■ What the task requires
Copy out the whole listing exactly as written, leaving the pictures behind.

----- Record list

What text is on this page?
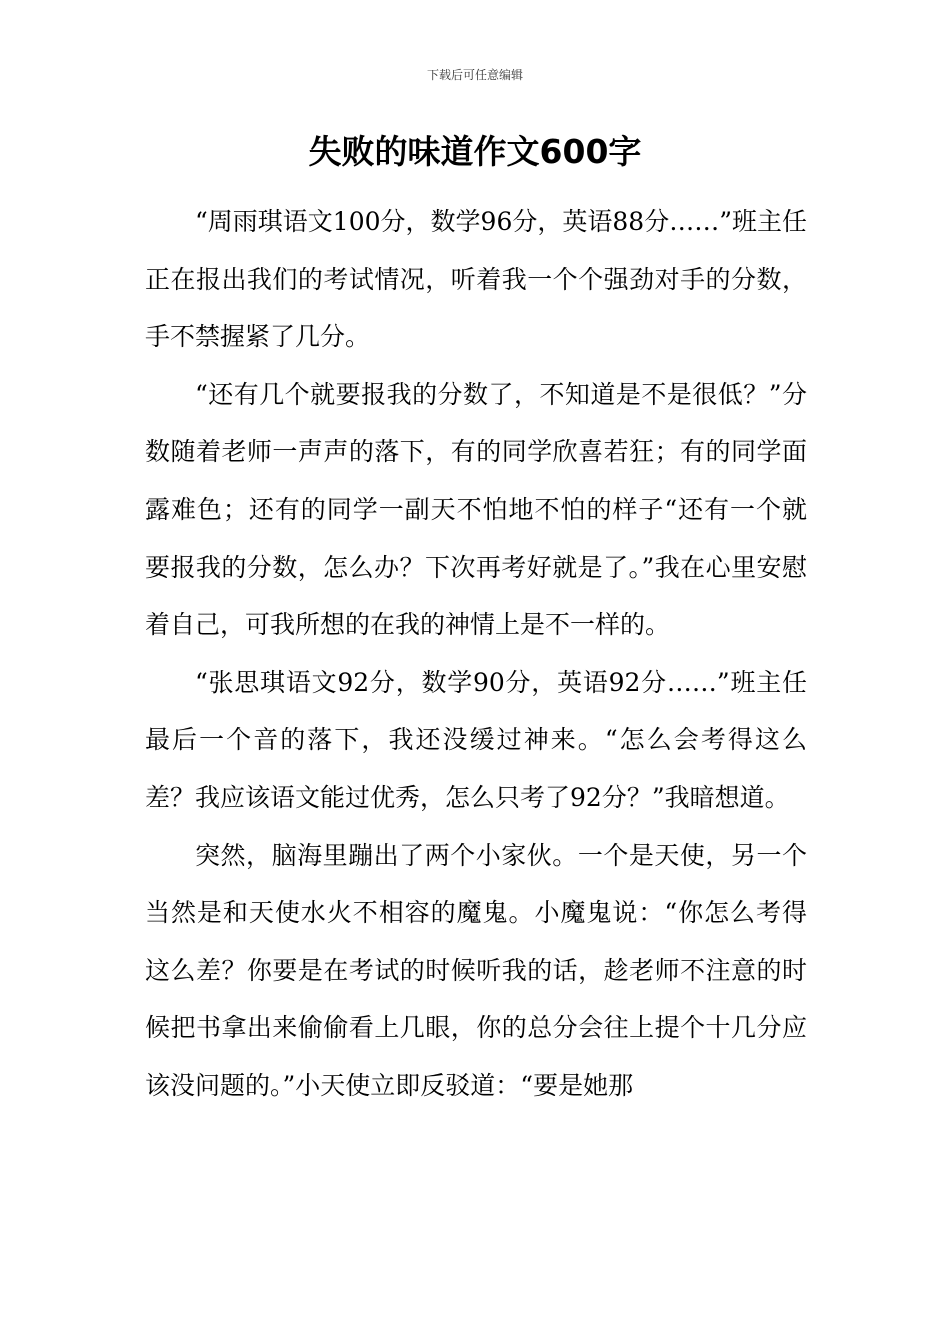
下载后可任意编辑
失败的味道作文600字

“周雨琪语文100分，数学96分，英语88分……”班主任正在报出我们的考试情况，听着我一个个强劲对手的分数，手不禁握紧了几分。

“还有几个就要报我的分数了，不知道是不是很低？”分数随着老师一声声的落下，有的同学欣喜若狂；有的同学面露难色；还有的同学一副天不怕地不怕的样子“还有一个就要报我的分数，怎么办？下次再考好就是了。”我在心里安慰着自己，可我所想的在我的神情上是不一样的。

“张思琪语文92分，数学90分，英语92分……”班主任最后一个音的落下，我还没缓过神来。“怎么会考得这么差？我应该语文能过优秀，怎么只考了92分？”我暗想道。

突然，脑海里蹦出了两个小家伙。一个是天使，另一个当然是和天使水火不相容的魔鬼。小魔鬼说：“你怎么考得这么差？你要是在考试的时候听我的话，趁老师不注意的时候把书拿出来偷偷看上几眼，你的总分会往上提个十几分应该没问题的。”小天使立即反驳道：“要是她那
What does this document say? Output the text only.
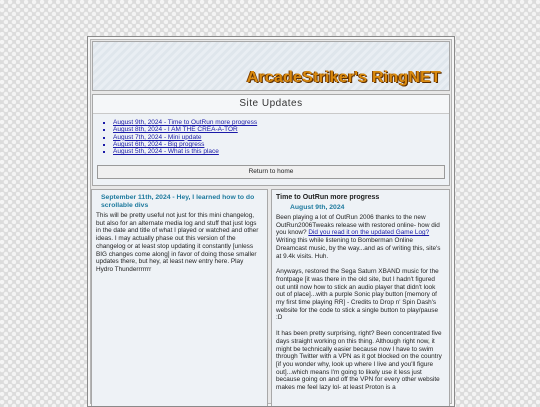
ArcadeStriker's RingNET
Site Updates
▪ August 9th, 2024 - Time to OutRun more progress
▪ August 8th, 2024 - I AM THE CREA-A-TOR
▪ August 7th, 2024 - Mini update
▪ August 6th, 2024 - Big progress
▪ August 5th, 2024 - What is this place
Return to home
September 11th, 2024 - Hey, I learned how to do scrollable divs
This will be pretty useful not just for this mini changelog, but also for an alternate media log and stuff that just logs in the date and title of what I played or watched and other ideas. I may actually phase out this version of the changelog or at least stop updating it constantly [unless BIG changes come along] in favor of doing those smaller updates there, but hey, at least new entry here. Play Hydro Thunderrrrrrr
Time to OutRun more progress
August 9th, 2024

Been playing a lot of OutRun 2006 thanks to the new OutRun2006Tweaks release with restored online- how did you know? Did you read it on the updated Game Log? Writing this while listening to Bomberman Online Dreamcast music, by the way...and as of writing this, site's at 9.4k visits. Huh.

Anyways, restored the Sega Saturn XBAND music for the frontpage [it was there in the old site, but I hadn't figured out until now how to stick an audio player that didn't look out of place]...with a purple Sonic play button [memory of my first time playing RR] - Credits to Drop n' Spin Dash's website for the code to stick a single button to play/pause :D

It has been pretty surprising, right? Been concentrated five days straight working on this thing. Although right now, it might be technically easier because now I have to swim through Twitter with a VPN as it got blocked on the country [if you wonder why, look up where I live and you'll figure out]...which means I'm going to likely use it less just because going on and off the VPN for every other website makes me feel lazy lol- at least Proton is a
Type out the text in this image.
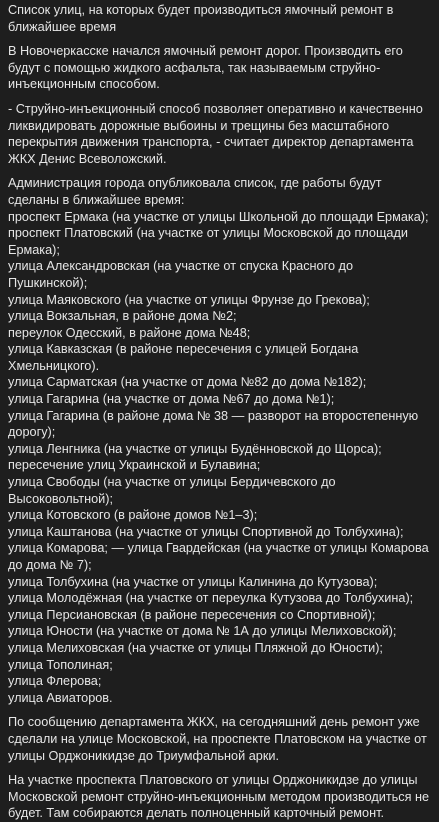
Список улиц, на которых будет производиться ямочный ремонт в ближайшее время
В Новочеркасске начался ямочный ремонт дорог. Производить его будут с помощью жидкого асфальта, так называемым струйно-инъекционным способом.
- Струйно-инъекционный способ позволяет оперативно и качественно ликвидировать дорожные выбоины и трещины без масштабного перекрытия движения транспорта, - считает директор департамента ЖКХ Денис Всеволожский.
Администрация города опубликовала список, где работы будут сделаны в ближайшее время:
проспект Ермака (на участке от улицы Школьной до площади Ермака);
проспект Платовский (на участке от улицы Московской до площади Ермака);
улица Александровская (на участке от спуска Красного до Пушкинской);
улица Маяковского (на участке от улицы Фрунзе до Грекова);
улица Вокзальная, в районе дома №2;
переулок Одесский, в районе дома №48;
улица Кавказская (в районе пересечения с улицей Богдана Хмельницкого).
улица Сарматская (на участке от дома №82 до дома №182);
улица Гагарина (на участке от дома №67 до дома №1);
улица Гагарина (в районе дома № 38 — разворот на второстепенную дорогу);
улица Ленгника (на участке от улицы Будённовской до Щорса);
пересечение улиц Украинской и Булавина;
улица Свободы (на участке от улицы Бердичевского до Высоковольтной);
улица Котовского (в районе домов №1–3);
улица Каштанова (на участке от улицы Спортивной до Толбухина);
улица Комарова; — улица Гвардейская (на участке от улицы Комарова до дома № 7);
улица Толбухина (на участке от улицы Калинина до Кутузова);
улица Молодёжная (на участке от переулка Кутузова до Толбухина);
улица Персиановская (в районе пересечения со Спортивной);
улица Юности (на участке от дома № 1А до улицы Мелиховской);
улица Мелиховская (на участке от улицы Пляжной до Юности);
улица Тополиная;
улица Флерова;
улица Авиаторов.
По сообщению департамента ЖКХ, на сегодняшний день ремонт уже сделали на улице Московской, на проспекте Платовском на участке от улицы Орджоникидзе до Триумфальной арки.
На участке проспекта Платовского от улицы Орджоникидзе до улицы Московской ремонт струйно-инъекционным методом производиться не будет. Там собираются делать полноценный карточный ремонт.
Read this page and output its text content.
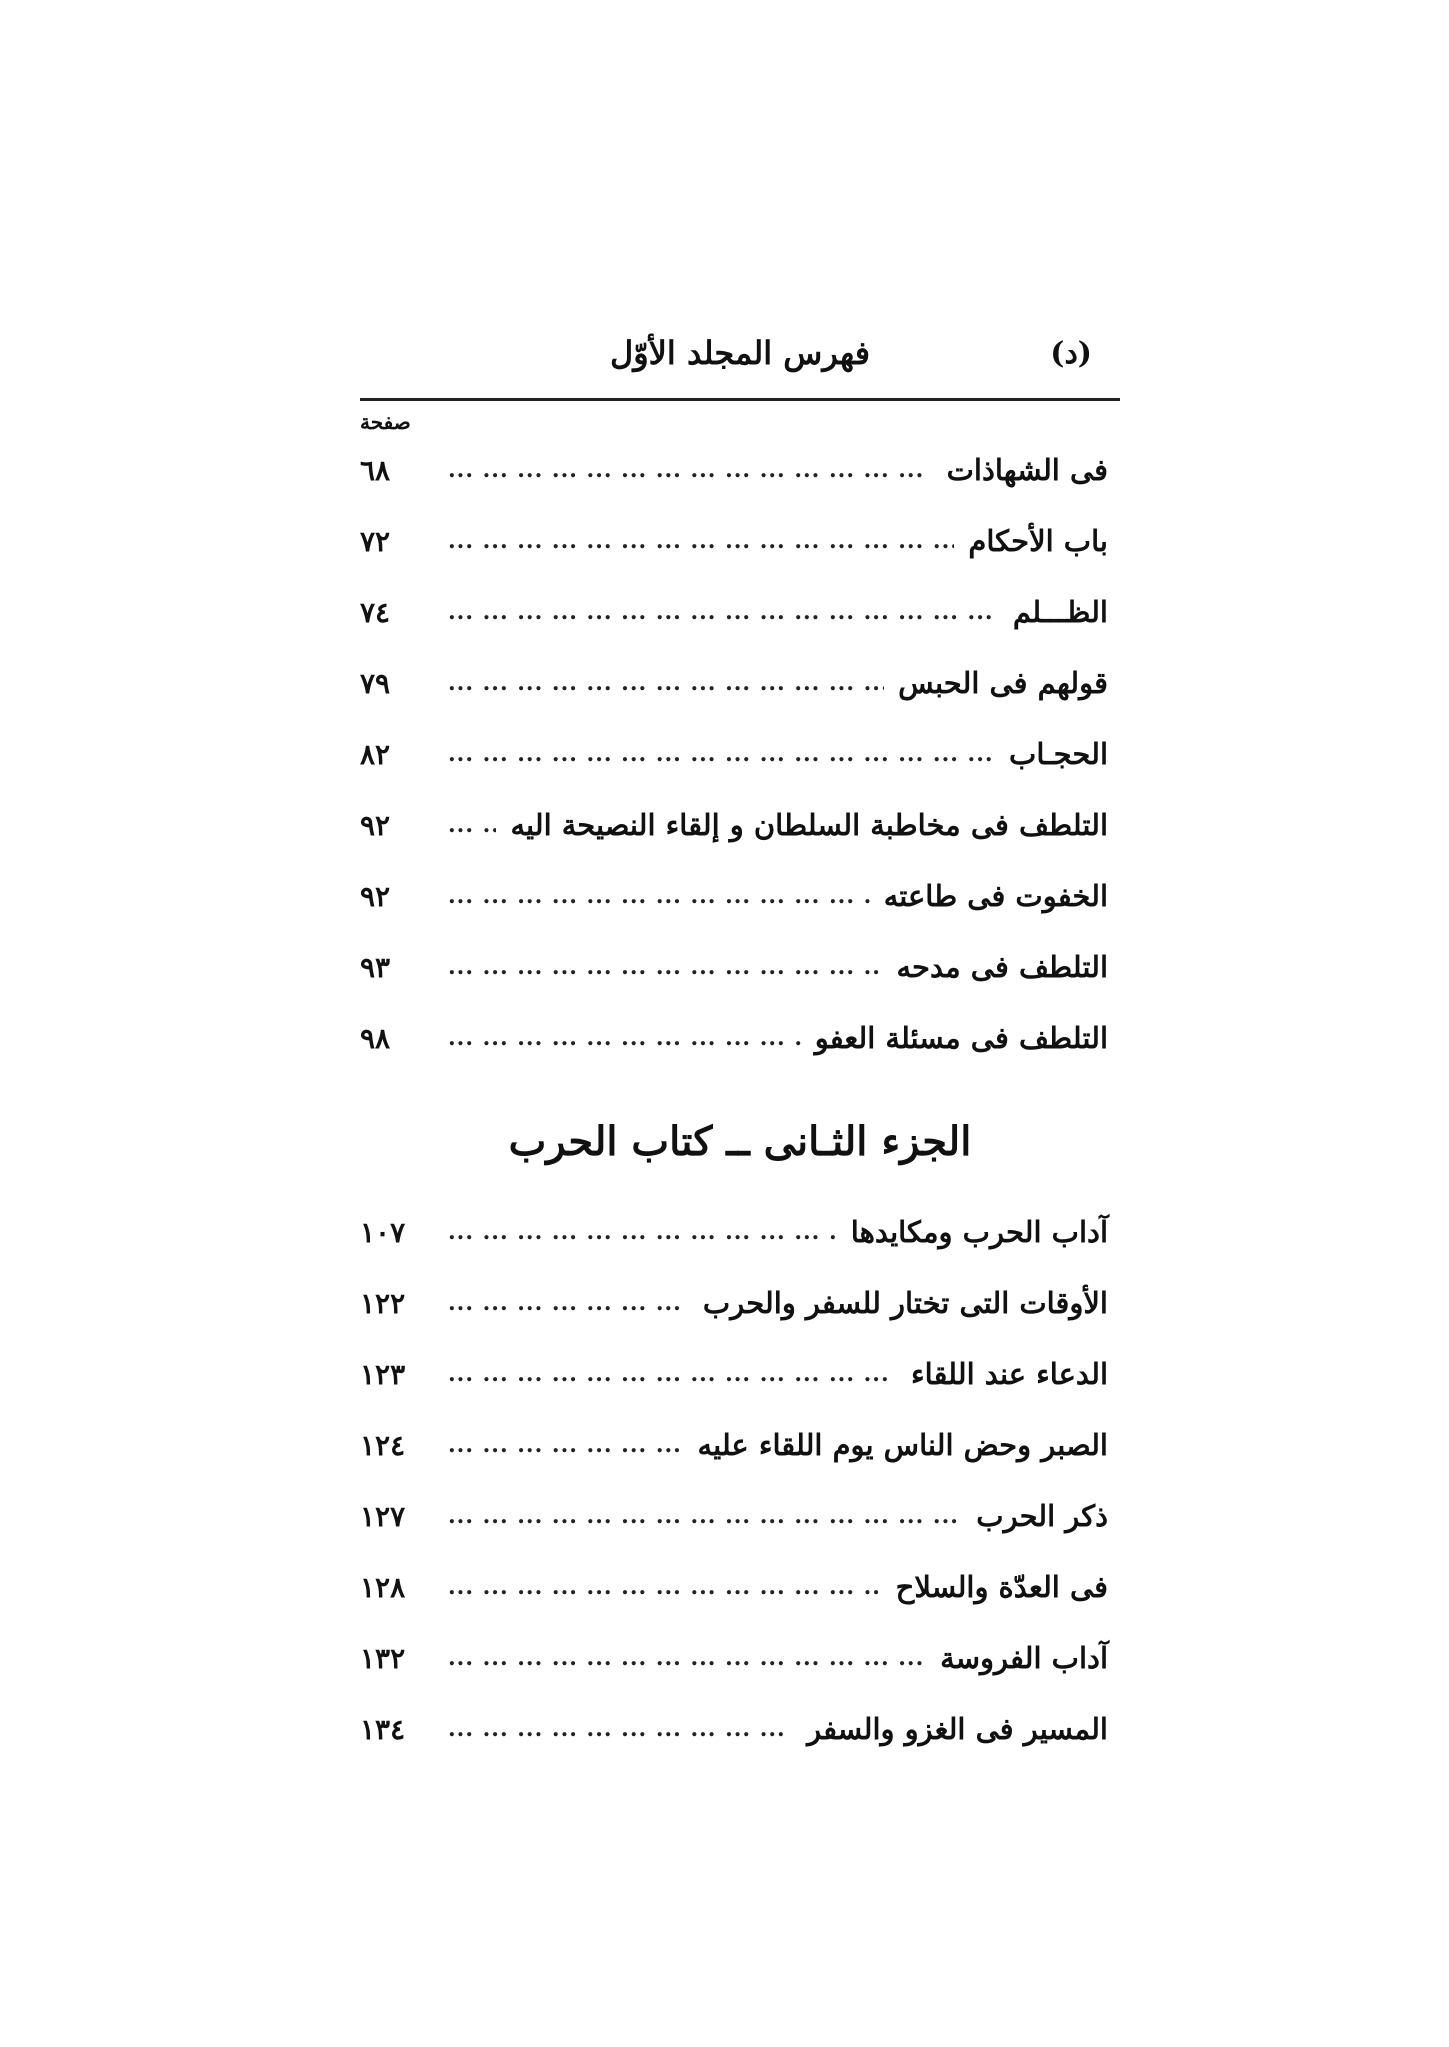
(د)
فهرس المجلد الأوّل
صفحة
فى الشهاذات
...
٦٨
باب الأحكام
...
٧٢
الظـــلم
...
٧٤
قولهم فى الحبس
...
٧٩
الحجـاب
...
٨٢
التلطف فى مخاطبة السلطان و إلقاء النصيحة اليه
...
٩٢
الخفوت فى طاعته
...
٩٢
التلطف فى مدحه
...
٩٣
التلطف فى مسئلة العفو
...
٩٨
الجزء الثـانى ــ كتاب الحرب
آداب الحرب ومكايدها
...
١٠٧
الأوقات التى تختار للسفر والحرب
...
١٢٢
الدعاء عند اللقاء
...
١٢٣
الصبر وحض الناس يوم اللقاء عليه
...
١٢٤
ذكر الحرب
...
١٢٧
فى العدّة والسلاح
...
١٢٨
آداب الفروسة
...
١٣٢
المسير فى الغزو والسفر
...
١٣٤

----------

■ Task result
What text is on this page?
下载后可任意编辑
失败的味道作文600字

“周雨琪语文100分，数学96分，英语88分……”班主任正在报出我们的考试情况，听着我一个个强劲对手的分数，手不禁握紧了几分。

“还有几个就要报我的分数了，不知道是不是很低？”分数随着老师一声声的落下，有的同学欣喜若狂；有的同学面露难色；还有的同学一副天不怕地不怕的样子“还有一个就要报我的分数，怎么办？下次再考好就是了。”我在心里安慰着自己，可我所想的在我的神情上是不一样的。

“张思琪语文92分，数学90分，英语92分……”班主任最后一个音的落下，我还没缓过神来。“怎么会考得这么差？我应该语文能过优秀，怎么只考了92分？”我暗想道。

突然，脑海里蹦出了两个小家伙。一个是天使，另一个当然是和天使水火不相容的魔鬼。小魔鬼说：“你怎么考得这么差？你要是在考试的时候听我的话，趁老师不注意的时候把书拿出来偷偷看上几眼，你的总分会往上提个十几分应该没问题的。”小天使立即反驳道：“要是她那
What does this document say? Output the text only.
ArcadeStriker's RingNET
Site Updates
▪ August 9th, 2024 - Time to OutRun more progress
▪ August 8th, 2024 - I AM THE CREA-A-TOR
▪ August 7th, 2024 - Mini update
▪ August 6th, 2024 - Big progress
▪ August 5th, 2024 - What is this place
Return to home
September 11th, 2024 - Hey, I learned how to do scrollable divs
This will be pretty useful not just for this mini changelog, but also for an alternate media log and stuff that just logs in the date and title of what I played or watched and other ideas. I may actually phase out this version of the changelog or at least stop updating it constantly [unless BIG changes come along] in favor of doing those smaller updates there, but hey, at least new entry here. Play Hydro Thunderrrrrrr
Time to OutRun more progress
August 9th, 2024

Been playing a lot of OutRun 2006 thanks to the new OutRun2006Tweaks release with restored online- how did you know? Did you read it on the updated Game Log? Writing this while listening to Bomberman Online Dreamcast music, by the way...and as of writing this, site's at 9.4k visits. Huh.

Anyways, restored the Sega Saturn XBAND music for the frontpage [it was there in the old site, but I hadn't figured out until now how to stick an audio player that didn't look out of place]...with a purple Sonic play button [memory of my first time playing RR] - Credits to Drop n' Spin Dash's website for the code to stick a single button to play/pause :D

It has been pretty surprising, right? Been concentrated five days straight working on this thing. Although right now, it might be technically easier because now I have to swim through Twitter with a VPN as it got blocked on the country [if you wonder why, look up where I live and you'll figure out]...which means I'm going to likely use it less just because going on and off the VPN for every other website makes me feel lazy lol- at least Proton is a
Type out the text in this image.
Список улиц, на которых будет производиться ямочный ремонт в ближайшее время
В Новочеркасске начался ямочный ремонт дорог. Производить его будут с помощью жидкого асфальта, так называемым струйно-инъекционным способом.
- Струйно-инъекционный способ позволяет оперативно и качественно ликвидировать дорожные выбоины и трещины без масштабного перекрытия движения транспорта, - считает директор департамента ЖКХ Денис Всеволожский.
Администрация города опубликовала список, где работы будут сделаны в ближайшее время:
проспект Ермака (на участке от улицы Школьной до площади Ермака);
проспект Платовский (на участке от улицы Московской до площади Ермака);
улица Александровская (на участке от спуска Красного до Пушкинской);
улица Маяковского (на участке от улицы Фрунзе до Грекова);
улица Вокзальная, в районе дома №2;
переулок Одесский, в районе дома №48;
улица Кавказская (в районе пересечения с улицей Богдана Хмельницкого).
улица Сарматская (на участке от дома №82 до дома №182);
улица Гагарина (на участке от дома №67 до дома №1);
улица Гагарина (в районе дома № 38 — разворот на второстепенную дорогу);
улица Ленгника (на участке от улицы Будённовской до Щорса);
пересечение улиц Украинской и Булавина;
улица Свободы (на участке от улицы Бердичевского до Высоковольтной);
улица Котовского (в районе домов №1–3);
улица Каштанова (на участке от улицы Спортивной до Толбухина);
улица Комарова; — улица Гвардейская (на участке от улицы Комарова до дома № 7);
улица Толбухина (на участке от улицы Калинина до Кутузова);
улица Молодёжная (на участке от переулка Кутузова до Толбухина);
улица Персиановская (в районе пересечения со Спортивной);
улица Юности (на участке от дома № 1А до улицы Мелиховской);
улица Мелиховская (на участке от улицы Пляжной до Юности);
улица Тополиная;
улица Флерова;
улица Авиаторов.
По сообщению департамента ЖКХ, на сегодняшний день ремонт уже сделали на улице Московской, на проспекте Платовском на участке от улицы Орджоникидзе до Триумфальной арки.
На участке проспекта Платовского от улицы Орджоникидзе до улицы Московской ремонт струйно-инъекционным методом производиться не будет. Там собираются делать полноценный карточный ремонт.
Read this page and output its text content.
(د)
فهرس المجلد الأوّل
صفحة
فى الشهاذات
...
٦٨
باب الأحكام
...
٧٢
الظـــلم
...
٧٤
قولهم فى الحبس
...
٧٩
الحجـاب
...
٨٢
التلطف فى مخاطبة السلطان و إلقاء النصيحة اليه
...
٩٢
الخفوت فى طاعته
...
٩٢
التلطف فى مدحه
...
٩٣
التلطف فى مسئلة العفو
...
٩٨
الجزء الثـانى ــ كتاب الحرب
آداب الحرب ومكايدها
...
١٠٧
الأوقات التى تختار للسفر والحرب
...
١٢٢
الدعاء عند اللقاء
...
١٢٣
الصبر وحض الناس يوم اللقاء عليه
...
١٢٤
ذكر الحرب
...
١٢٧
فى العدّة والسلاح
...
١٢٨
آداب الفروسة
...
١٣٢
المسير فى الغزو والسفر
...
١٣٤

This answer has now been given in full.